▸ THE REQUEST
Count every line that holds the string "Effected", then give that number alone.

▸ MATERIAL FOR THE TASK
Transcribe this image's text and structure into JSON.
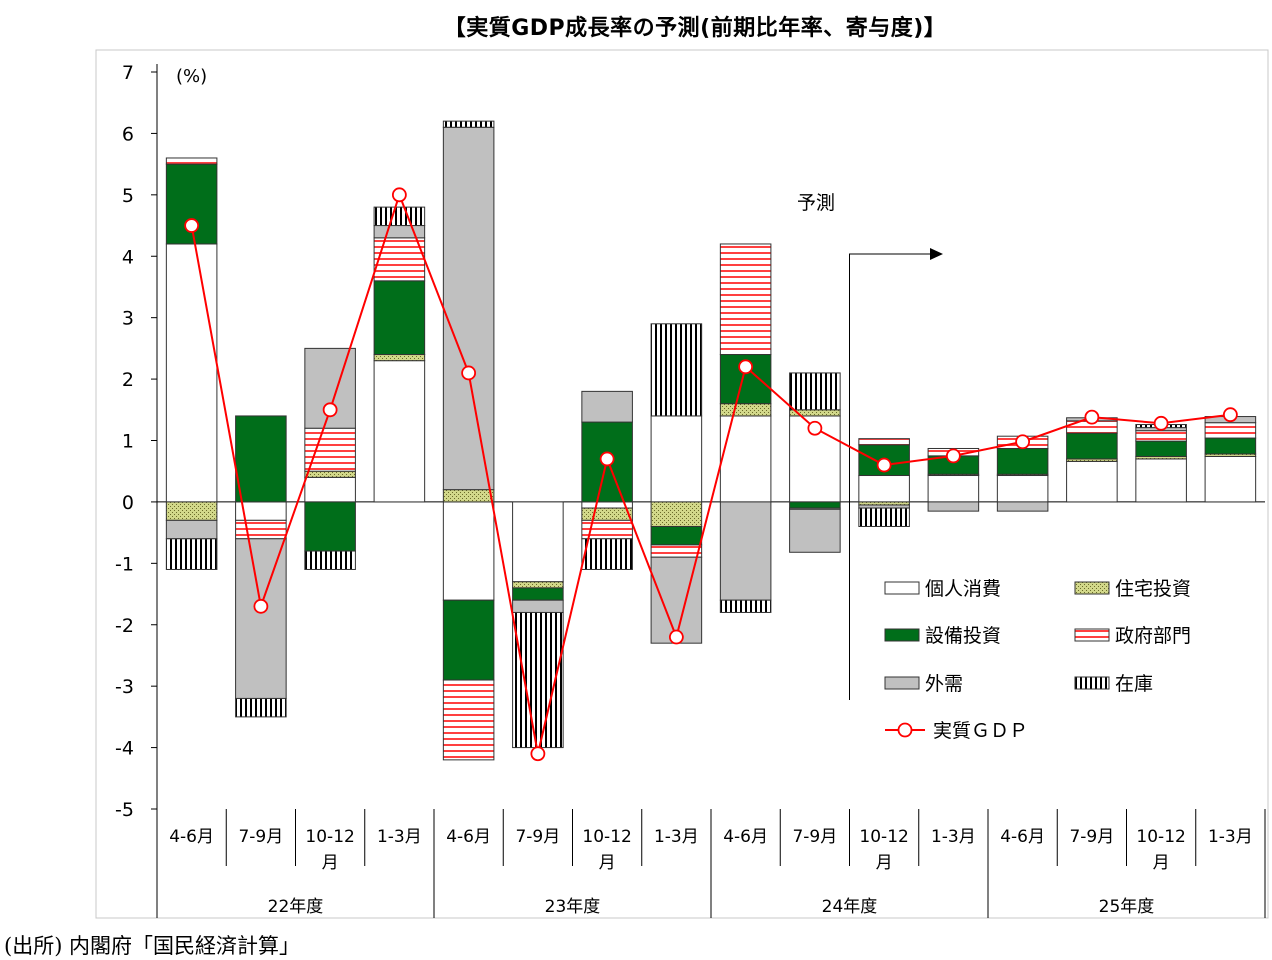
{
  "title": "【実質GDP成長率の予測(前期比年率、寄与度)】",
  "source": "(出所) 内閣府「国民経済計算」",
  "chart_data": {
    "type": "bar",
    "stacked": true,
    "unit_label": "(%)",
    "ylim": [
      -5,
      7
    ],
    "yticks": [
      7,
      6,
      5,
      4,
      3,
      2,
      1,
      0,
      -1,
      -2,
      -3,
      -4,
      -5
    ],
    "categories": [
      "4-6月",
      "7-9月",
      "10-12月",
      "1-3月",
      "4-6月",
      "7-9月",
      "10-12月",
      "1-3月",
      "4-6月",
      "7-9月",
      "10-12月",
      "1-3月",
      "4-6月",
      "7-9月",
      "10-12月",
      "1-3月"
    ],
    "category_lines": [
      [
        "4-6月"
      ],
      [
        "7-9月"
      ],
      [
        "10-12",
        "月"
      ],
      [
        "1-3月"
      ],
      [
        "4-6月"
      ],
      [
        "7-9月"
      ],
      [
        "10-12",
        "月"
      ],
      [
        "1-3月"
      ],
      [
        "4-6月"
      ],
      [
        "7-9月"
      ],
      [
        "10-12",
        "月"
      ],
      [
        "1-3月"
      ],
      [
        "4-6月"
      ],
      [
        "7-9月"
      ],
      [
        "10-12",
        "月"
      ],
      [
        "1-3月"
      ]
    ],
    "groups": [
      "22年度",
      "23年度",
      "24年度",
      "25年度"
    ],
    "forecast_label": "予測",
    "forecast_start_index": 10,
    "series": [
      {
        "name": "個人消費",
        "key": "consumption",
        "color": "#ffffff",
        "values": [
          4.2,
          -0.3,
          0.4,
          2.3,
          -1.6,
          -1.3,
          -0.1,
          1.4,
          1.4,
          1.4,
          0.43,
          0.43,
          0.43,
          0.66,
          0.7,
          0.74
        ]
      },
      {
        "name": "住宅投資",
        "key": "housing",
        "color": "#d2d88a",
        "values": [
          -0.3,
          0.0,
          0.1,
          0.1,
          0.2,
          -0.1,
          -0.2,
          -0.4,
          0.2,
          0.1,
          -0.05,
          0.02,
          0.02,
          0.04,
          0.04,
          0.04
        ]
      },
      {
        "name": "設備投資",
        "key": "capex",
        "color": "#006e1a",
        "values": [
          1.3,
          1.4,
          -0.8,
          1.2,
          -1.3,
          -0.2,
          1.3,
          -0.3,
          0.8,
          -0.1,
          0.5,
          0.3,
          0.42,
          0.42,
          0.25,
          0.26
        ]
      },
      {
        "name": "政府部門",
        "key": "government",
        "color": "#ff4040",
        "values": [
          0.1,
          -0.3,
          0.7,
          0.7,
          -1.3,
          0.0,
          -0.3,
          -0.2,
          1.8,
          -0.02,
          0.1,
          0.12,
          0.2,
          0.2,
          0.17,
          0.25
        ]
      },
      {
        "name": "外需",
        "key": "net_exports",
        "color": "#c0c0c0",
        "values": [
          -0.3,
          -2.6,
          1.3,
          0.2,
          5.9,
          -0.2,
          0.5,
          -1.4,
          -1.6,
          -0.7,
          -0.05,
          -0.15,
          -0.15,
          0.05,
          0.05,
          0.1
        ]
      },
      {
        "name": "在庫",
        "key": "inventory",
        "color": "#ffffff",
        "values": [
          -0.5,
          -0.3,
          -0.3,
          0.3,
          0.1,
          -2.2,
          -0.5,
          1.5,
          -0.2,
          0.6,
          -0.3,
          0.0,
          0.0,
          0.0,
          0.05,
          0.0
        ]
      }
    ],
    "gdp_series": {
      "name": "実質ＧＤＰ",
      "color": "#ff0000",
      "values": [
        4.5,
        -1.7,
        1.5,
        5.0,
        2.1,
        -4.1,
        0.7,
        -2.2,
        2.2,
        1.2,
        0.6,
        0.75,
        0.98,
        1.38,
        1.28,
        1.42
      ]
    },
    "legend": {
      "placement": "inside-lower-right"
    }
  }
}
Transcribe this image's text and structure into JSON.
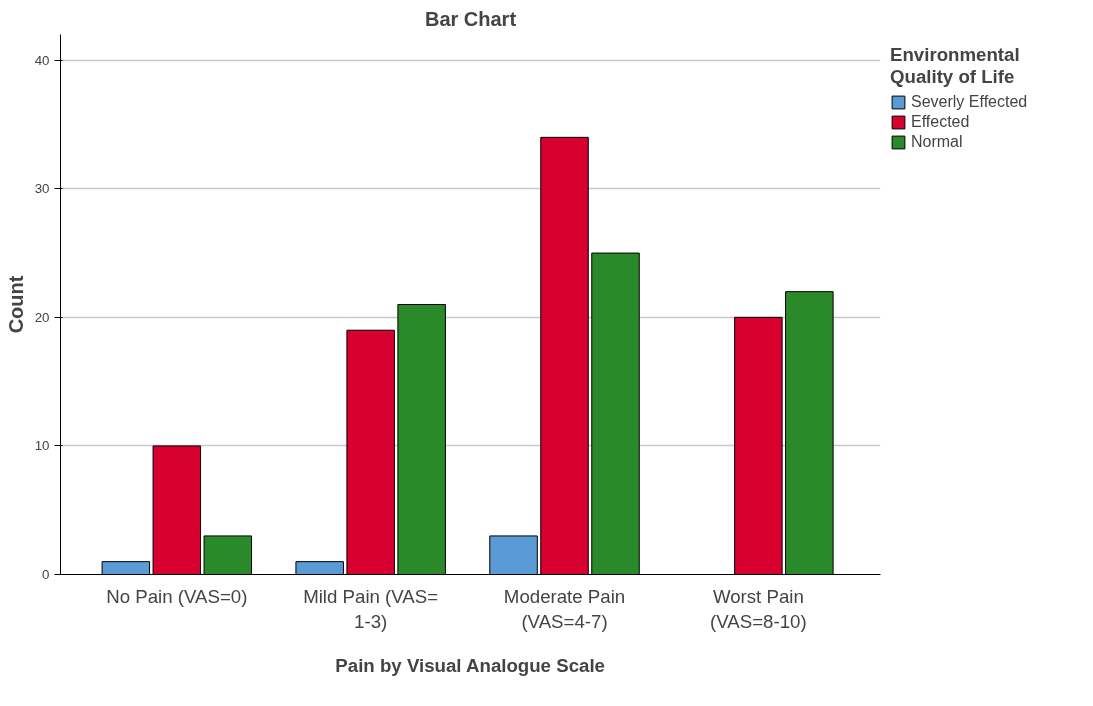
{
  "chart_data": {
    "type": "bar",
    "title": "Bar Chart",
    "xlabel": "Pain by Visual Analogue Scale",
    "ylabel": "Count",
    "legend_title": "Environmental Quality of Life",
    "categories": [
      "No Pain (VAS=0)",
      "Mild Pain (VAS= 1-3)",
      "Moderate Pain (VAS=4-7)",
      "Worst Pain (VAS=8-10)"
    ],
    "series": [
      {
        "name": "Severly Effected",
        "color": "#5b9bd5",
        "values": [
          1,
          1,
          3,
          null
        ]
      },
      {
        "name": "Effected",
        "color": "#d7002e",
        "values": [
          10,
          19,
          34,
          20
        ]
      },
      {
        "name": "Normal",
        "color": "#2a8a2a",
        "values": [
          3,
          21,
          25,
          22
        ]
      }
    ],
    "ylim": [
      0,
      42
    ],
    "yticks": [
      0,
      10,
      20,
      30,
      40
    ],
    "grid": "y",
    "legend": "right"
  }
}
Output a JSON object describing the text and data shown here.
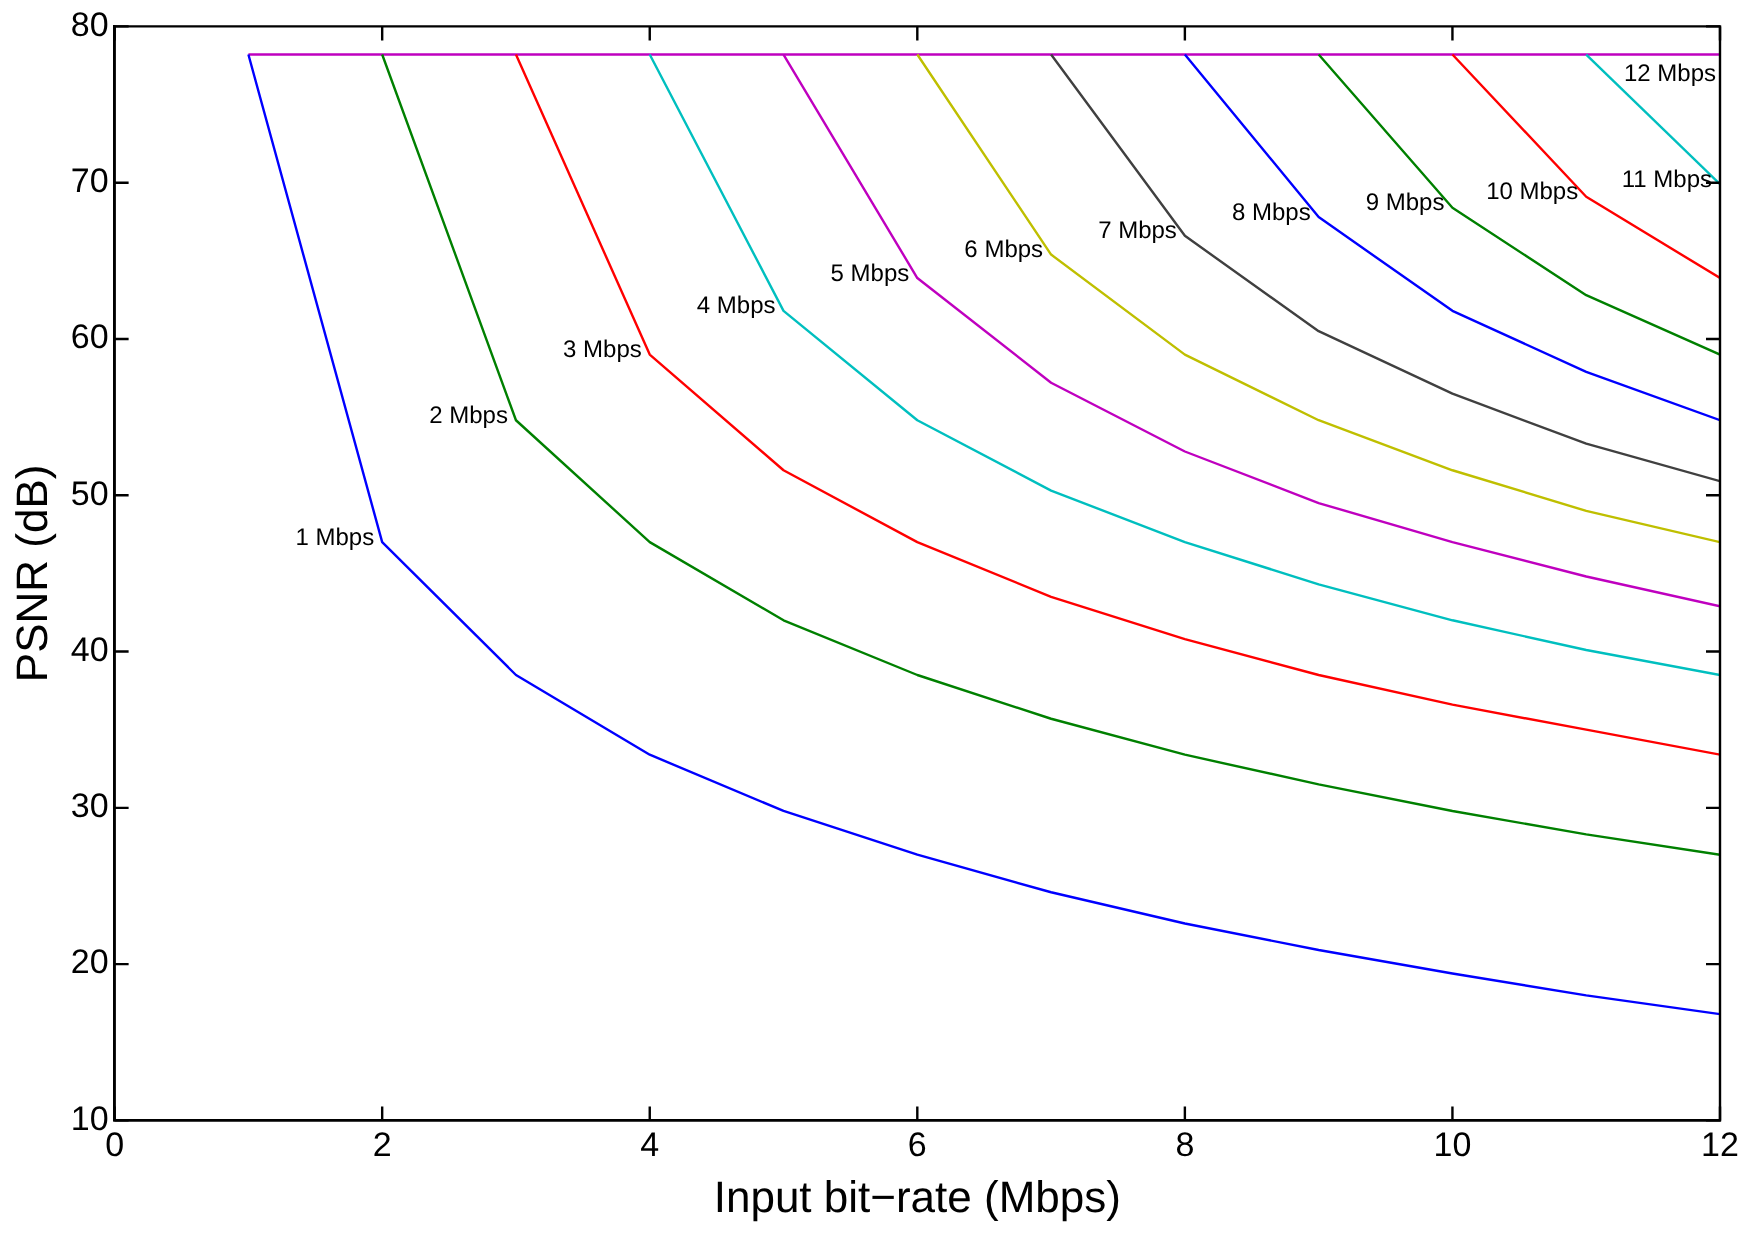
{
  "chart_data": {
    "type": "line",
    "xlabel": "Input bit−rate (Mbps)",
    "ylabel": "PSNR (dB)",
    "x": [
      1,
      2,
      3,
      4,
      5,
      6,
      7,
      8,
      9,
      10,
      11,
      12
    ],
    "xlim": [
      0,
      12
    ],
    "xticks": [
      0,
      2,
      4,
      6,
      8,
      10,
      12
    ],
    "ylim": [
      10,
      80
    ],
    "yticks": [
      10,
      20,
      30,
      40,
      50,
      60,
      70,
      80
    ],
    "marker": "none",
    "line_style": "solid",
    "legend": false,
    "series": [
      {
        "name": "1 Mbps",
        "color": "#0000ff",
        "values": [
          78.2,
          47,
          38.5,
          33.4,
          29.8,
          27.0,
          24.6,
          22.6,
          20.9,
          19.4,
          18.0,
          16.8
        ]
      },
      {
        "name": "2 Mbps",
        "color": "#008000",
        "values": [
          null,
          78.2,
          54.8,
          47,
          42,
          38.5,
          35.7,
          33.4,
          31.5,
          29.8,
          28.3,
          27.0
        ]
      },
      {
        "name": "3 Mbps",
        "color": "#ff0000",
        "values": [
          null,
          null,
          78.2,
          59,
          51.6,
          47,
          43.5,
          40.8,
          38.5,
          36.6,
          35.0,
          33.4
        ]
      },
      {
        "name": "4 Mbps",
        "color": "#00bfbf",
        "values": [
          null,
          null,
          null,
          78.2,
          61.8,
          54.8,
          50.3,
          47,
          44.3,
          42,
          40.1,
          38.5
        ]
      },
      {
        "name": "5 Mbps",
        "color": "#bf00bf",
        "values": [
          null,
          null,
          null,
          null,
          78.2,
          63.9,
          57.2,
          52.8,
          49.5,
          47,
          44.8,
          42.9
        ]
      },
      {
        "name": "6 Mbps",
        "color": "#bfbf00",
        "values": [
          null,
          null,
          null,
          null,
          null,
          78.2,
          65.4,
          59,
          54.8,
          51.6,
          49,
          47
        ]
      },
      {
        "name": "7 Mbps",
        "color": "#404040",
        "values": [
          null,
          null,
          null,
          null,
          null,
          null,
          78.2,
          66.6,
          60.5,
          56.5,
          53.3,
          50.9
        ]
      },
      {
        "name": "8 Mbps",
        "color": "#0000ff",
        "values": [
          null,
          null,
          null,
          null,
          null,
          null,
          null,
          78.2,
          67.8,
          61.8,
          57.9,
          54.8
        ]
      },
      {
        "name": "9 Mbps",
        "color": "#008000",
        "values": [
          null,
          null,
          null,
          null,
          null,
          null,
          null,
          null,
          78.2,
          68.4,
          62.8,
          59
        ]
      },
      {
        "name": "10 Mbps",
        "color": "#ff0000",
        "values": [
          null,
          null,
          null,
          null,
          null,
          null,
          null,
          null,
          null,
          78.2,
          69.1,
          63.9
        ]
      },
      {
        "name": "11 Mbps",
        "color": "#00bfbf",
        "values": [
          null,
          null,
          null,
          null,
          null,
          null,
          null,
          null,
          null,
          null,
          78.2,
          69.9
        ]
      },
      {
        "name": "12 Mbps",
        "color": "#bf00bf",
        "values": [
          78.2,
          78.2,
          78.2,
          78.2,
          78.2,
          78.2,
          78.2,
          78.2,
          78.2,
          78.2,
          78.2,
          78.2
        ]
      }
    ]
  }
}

▸ ANSWER FOR THIS EXERCISE
2